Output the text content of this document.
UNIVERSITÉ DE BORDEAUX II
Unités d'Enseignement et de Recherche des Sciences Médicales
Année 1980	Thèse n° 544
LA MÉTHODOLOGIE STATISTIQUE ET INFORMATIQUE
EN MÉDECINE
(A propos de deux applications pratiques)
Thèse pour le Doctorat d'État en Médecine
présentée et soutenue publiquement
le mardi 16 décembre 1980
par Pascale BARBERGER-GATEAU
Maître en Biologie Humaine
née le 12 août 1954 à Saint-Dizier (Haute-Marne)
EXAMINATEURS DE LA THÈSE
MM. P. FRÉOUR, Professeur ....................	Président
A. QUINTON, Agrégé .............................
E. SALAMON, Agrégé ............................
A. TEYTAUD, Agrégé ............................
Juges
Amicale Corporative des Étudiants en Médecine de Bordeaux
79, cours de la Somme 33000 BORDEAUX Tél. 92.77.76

BRIEF: Write out the whole listing again. Match it word for word.

WRITTEN RESPONSE:
Output the text content of this document.
UNIVERSITÉ DE BORDEAUX II
Unités d'Enseignement et de Recherche des Sciences Médicales
Année 1980	Thèse n° 544
LA MÉTHODOLOGIE STATISTIQUE ET INFORMATIQUE
EN MÉDECINE
(A propos de deux applications pratiques)
Thèse pour le Doctorat d'État en Médecine
présentée et soutenue publiquement
le mardi 16 décembre 1980
par Pascale BARBERGER-GATEAU
Maître en Biologie Humaine
née le 12 août 1954 à Saint-Dizier (Haute-Marne)
EXAMINATEURS DE LA THÈSE
MM. P. FRÉOUR, Professeur ....................	Président
A. QUINTON, Agrégé .............................
E. SALAMON, Agrégé ............................
A. TEYTAUD, Agrégé ............................
Juges
Amicale Corporative des Étudiants en Médecine de Bordeaux
79, cours de la Somme 33000 BORDEAUX Tél. 92.77.76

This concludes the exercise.